▶ [Records to process]:

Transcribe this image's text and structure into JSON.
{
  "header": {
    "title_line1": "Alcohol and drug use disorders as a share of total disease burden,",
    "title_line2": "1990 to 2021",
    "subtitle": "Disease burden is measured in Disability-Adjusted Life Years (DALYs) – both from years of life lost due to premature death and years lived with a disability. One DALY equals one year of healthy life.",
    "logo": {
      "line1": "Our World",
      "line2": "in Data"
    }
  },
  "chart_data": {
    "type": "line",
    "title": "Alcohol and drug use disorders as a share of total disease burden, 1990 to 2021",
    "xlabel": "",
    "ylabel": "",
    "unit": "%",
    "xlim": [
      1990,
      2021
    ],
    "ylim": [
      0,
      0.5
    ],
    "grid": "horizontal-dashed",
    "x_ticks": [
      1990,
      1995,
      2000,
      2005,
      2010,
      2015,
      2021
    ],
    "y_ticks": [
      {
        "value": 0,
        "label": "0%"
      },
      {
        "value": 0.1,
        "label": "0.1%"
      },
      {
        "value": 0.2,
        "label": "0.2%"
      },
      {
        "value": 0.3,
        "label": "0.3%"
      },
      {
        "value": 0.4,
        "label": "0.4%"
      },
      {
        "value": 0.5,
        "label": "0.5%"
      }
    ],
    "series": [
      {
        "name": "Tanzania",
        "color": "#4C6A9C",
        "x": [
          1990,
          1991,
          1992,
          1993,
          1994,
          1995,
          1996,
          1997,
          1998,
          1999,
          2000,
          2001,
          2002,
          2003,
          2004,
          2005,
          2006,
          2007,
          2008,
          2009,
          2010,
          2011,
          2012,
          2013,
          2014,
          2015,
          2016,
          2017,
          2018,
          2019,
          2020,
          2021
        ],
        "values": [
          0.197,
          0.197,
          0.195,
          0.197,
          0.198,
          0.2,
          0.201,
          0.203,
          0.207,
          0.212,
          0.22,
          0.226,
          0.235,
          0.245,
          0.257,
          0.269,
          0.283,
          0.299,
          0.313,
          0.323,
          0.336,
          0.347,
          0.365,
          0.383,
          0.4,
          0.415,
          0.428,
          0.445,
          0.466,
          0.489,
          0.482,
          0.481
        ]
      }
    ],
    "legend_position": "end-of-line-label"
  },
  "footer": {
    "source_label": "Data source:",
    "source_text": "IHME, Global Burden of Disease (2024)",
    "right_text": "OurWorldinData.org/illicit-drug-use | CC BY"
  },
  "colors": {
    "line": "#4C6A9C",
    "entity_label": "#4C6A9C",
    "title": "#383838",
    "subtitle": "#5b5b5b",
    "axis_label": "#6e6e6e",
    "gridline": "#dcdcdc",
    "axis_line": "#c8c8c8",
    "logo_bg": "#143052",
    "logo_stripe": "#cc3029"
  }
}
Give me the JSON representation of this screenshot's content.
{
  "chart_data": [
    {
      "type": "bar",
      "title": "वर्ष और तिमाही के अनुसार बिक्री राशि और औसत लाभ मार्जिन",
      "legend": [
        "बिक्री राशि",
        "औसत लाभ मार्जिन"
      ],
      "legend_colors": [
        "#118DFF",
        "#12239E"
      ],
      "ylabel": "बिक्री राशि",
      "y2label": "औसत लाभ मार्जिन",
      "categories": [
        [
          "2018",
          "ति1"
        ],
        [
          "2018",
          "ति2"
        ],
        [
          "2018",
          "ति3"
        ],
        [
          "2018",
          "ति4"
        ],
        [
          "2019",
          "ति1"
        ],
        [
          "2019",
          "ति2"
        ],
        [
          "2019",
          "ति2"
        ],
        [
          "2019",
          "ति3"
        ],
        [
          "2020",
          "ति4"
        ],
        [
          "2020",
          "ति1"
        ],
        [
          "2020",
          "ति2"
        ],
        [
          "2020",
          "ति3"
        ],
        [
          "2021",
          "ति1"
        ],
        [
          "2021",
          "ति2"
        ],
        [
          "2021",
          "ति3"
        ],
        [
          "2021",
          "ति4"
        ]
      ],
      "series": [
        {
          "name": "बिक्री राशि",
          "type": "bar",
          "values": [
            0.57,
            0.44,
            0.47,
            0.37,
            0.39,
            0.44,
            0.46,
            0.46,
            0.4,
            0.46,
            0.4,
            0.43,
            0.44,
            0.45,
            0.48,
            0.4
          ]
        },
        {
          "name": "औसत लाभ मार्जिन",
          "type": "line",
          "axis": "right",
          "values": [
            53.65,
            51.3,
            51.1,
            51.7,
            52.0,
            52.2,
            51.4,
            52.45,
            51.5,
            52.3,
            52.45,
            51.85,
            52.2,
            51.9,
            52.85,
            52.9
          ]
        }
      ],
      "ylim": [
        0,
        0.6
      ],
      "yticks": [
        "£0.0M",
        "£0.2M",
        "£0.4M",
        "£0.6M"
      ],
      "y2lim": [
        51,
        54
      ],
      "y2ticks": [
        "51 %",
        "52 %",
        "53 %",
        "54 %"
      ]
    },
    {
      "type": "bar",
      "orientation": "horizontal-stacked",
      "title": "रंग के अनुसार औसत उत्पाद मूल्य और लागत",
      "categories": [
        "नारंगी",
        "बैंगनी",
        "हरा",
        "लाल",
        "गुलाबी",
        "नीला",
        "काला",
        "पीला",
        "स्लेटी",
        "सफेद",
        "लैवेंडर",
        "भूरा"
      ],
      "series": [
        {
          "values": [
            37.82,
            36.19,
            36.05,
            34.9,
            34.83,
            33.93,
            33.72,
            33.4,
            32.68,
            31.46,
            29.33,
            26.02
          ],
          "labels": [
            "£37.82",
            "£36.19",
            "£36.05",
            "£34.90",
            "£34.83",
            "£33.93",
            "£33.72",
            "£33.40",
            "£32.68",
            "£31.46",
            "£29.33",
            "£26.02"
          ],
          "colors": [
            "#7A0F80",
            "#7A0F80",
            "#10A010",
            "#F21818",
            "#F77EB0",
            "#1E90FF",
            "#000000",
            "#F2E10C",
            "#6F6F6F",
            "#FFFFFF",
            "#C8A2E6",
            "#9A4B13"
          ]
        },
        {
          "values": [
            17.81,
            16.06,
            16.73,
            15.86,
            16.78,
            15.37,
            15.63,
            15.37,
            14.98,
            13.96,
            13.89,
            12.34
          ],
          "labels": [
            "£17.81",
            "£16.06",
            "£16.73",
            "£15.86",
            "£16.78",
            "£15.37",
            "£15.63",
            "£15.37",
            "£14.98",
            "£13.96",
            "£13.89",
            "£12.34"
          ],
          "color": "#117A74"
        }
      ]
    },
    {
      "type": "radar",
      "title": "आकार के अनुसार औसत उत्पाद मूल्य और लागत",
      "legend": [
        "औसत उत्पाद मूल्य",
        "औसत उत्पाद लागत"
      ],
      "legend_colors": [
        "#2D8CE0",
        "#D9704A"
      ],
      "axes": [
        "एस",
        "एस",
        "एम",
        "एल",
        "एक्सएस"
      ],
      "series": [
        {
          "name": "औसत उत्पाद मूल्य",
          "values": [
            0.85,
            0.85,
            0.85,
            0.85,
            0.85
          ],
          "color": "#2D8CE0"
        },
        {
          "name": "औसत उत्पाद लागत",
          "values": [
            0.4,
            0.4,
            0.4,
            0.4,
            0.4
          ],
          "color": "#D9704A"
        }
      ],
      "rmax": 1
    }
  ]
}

▶ [Aim]: Return the whole listing exactly, with every line included.

▶ [Output for this exercise]:
Transcribe this image's text and structure into JSON.
{
  "header": {
    "title_line1": "Alcohol and drug use disorders as a share of total disease burden,",
    "title_line2": "1990 to 2021",
    "subtitle": "Disease burden is measured in Disability-Adjusted Life Years (DALYs) – both from years of life lost due to premature death and years lived with a disability. One DALY equals one year of healthy life.",
    "logo": {
      "line1": "Our World",
      "line2": "in Data"
    }
  },
  "chart_data": {
    "type": "line",
    "title": "Alcohol and drug use disorders as a share of total disease burden, 1990 to 2021",
    "xlabel": "",
    "ylabel": "",
    "unit": "%",
    "xlim": [
      1990,
      2021
    ],
    "ylim": [
      0,
      0.5
    ],
    "grid": "horizontal-dashed",
    "x_ticks": [
      1990,
      1995,
      2000,
      2005,
      2010,
      2015,
      2021
    ],
    "y_ticks": [
      {
        "value": 0,
        "label": "0%"
      },
      {
        "value": 0.1,
        "label": "0.1%"
      },
      {
        "value": 0.2,
        "label": "0.2%"
      },
      {
        "value": 0.3,
        "label": "0.3%"
      },
      {
        "value": 0.4,
        "label": "0.4%"
      },
      {
        "value": 0.5,
        "label": "0.5%"
      }
    ],
    "series": [
      {
        "name": "Tanzania",
        "color": "#4C6A9C",
        "x": [
          1990,
          1991,
          1992,
          1993,
          1994,
          1995,
          1996,
          1997,
          1998,
          1999,
          2000,
          2001,
          2002,
          2003,
          2004,
          2005,
          2006,
          2007,
          2008,
          2009,
          2010,
          2011,
          2012,
          2013,
          2014,
          2015,
          2016,
          2017,
          2018,
          2019,
          2020,
          2021
        ],
        "values": [
          0.197,
          0.197,
          0.195,
          0.197,
          0.198,
          0.2,
          0.201,
          0.203,
          0.207,
          0.212,
          0.22,
          0.226,
          0.235,
          0.245,
          0.257,
          0.269,
          0.283,
          0.299,
          0.313,
          0.323,
          0.336,
          0.347,
          0.365,
          0.383,
          0.4,
          0.415,
          0.428,
          0.445,
          0.466,
          0.489,
          0.482,
          0.481
        ]
      }
    ],
    "legend_position": "end-of-line-label"
  },
  "footer": {
    "source_label": "Data source:",
    "source_text": "IHME, Global Burden of Disease (2024)",
    "right_text": "OurWorldinData.org/illicit-drug-use | CC BY"
  },
  "colors": {
    "line": "#4C6A9C",
    "entity_label": "#4C6A9C",
    "title": "#383838",
    "subtitle": "#5b5b5b",
    "axis_label": "#6e6e6e",
    "gridline": "#dcdcdc",
    "axis_line": "#c8c8c8",
    "logo_bg": "#143052",
    "logo_stripe": "#cc3029"
  }
}
Give me the JSON representation of this screenshot's content.
{
  "chart_data": [
    {
      "type": "bar",
      "title": "वर्ष और तिमाही के अनुसार बिक्री राशि और औसत लाभ मार्जिन",
      "legend": [
        "बिक्री राशि",
        "औसत लाभ मार्जिन"
      ],
      "legend_colors": [
        "#118DFF",
        "#12239E"
      ],
      "ylabel": "बिक्री राशि",
      "y2label": "औसत लाभ मार्जिन",
      "categories": [
        [
          "2018",
          "ति1"
        ],
        [
          "2018",
          "ति2"
        ],
        [
          "2018",
          "ति3"
        ],
        [
          "2018",
          "ति4"
        ],
        [
          "2019",
          "ति1"
        ],
        [
          "2019",
          "ति2"
        ],
        [
          "2019",
          "ति2"
        ],
        [
          "2019",
          "ति3"
        ],
        [
          "2020",
          "ति4"
        ],
        [
          "2020",
          "ति1"
        ],
        [
          "2020",
          "ति2"
        ],
        [
          "2020",
          "ति3"
        ],
        [
          "2021",
          "ति1"
        ],
        [
          "2021",
          "ति2"
        ],
        [
          "2021",
          "ति3"
        ],
        [
          "2021",
          "ति4"
        ]
      ],
      "series": [
        {
          "name": "बिक्री राशि",
          "type": "bar",
          "values": [
            0.57,
            0.44,
            0.47,
            0.37,
            0.39,
            0.44,
            0.46,
            0.46,
            0.4,
            0.46,
            0.4,
            0.43,
            0.44,
            0.45,
            0.48,
            0.4
          ]
        },
        {
          "name": "औसत लाभ मार्जिन",
          "type": "line",
          "axis": "right",
          "values": [
            53.65,
            51.3,
            51.1,
            51.7,
            52.0,
            52.2,
            51.4,
            52.45,
            51.5,
            52.3,
            52.45,
            51.85,
            52.2,
            51.9,
            52.85,
            52.9
          ]
        }
      ],
      "ylim": [
        0,
        0.6
      ],
      "yticks": [
        "£0.0M",
        "£0.2M",
        "£0.4M",
        "£0.6M"
      ],
      "y2lim": [
        51,
        54
      ],
      "y2ticks": [
        "51 %",
        "52 %",
        "53 %",
        "54 %"
      ]
    },
    {
      "type": "bar",
      "orientation": "horizontal-stacked",
      "title": "रंग के अनुसार औसत उत्पाद मूल्य और लागत",
      "categories": [
        "नारंगी",
        "बैंगनी",
        "हरा",
        "लाल",
        "गुलाबी",
        "नीला",
        "काला",
        "पीला",
        "स्लेटी",
        "सफेद",
        "लैवेंडर",
        "भूरा"
      ],
      "series": [
        {
          "values": [
            37.82,
            36.19,
            36.05,
            34.9,
            34.83,
            33.93,
            33.72,
            33.4,
            32.68,
            31.46,
            29.33,
            26.02
          ],
          "labels": [
            "£37.82",
            "£36.19",
            "£36.05",
            "£34.90",
            "£34.83",
            "£33.93",
            "£33.72",
            "£33.40",
            "£32.68",
            "£31.46",
            "£29.33",
            "£26.02"
          ],
          "colors": [
            "#7A0F80",
            "#7A0F80",
            "#10A010",
            "#F21818",
            "#F77EB0",
            "#1E90FF",
            "#000000",
            "#F2E10C",
            "#6F6F6F",
            "#FFFFFF",
            "#C8A2E6",
            "#9A4B13"
          ]
        },
        {
          "values": [
            17.81,
            16.06,
            16.73,
            15.86,
            16.78,
            15.37,
            15.63,
            15.37,
            14.98,
            13.96,
            13.89,
            12.34
          ],
          "labels": [
            "£17.81",
            "£16.06",
            "£16.73",
            "£15.86",
            "£16.78",
            "£15.37",
            "£15.63",
            "£15.37",
            "£14.98",
            "£13.96",
            "£13.89",
            "£12.34"
          ],
          "color": "#117A74"
        }
      ]
    },
    {
      "type": "radar",
      "title": "आकार के अनुसार औसत उत्पाद मूल्य और लागत",
      "legend": [
        "औसत उत्पाद मूल्य",
        "औसत उत्पाद लागत"
      ],
      "legend_colors": [
        "#2D8CE0",
        "#D9704A"
      ],
      "axes": [
        "एस",
        "एस",
        "एम",
        "एल",
        "एक्सएस"
      ],
      "series": [
        {
          "name": "औसत उत्पाद मूल्य",
          "values": [
            0.85,
            0.85,
            0.85,
            0.85,
            0.85
          ],
          "color": "#2D8CE0"
        },
        {
          "name": "औसत उत्पाद लागत",
          "values": [
            0.4,
            0.4,
            0.4,
            0.4,
            0.4
          ],
          "color": "#D9704A"
        }
      ],
      "rmax": 1
    }
  ]
}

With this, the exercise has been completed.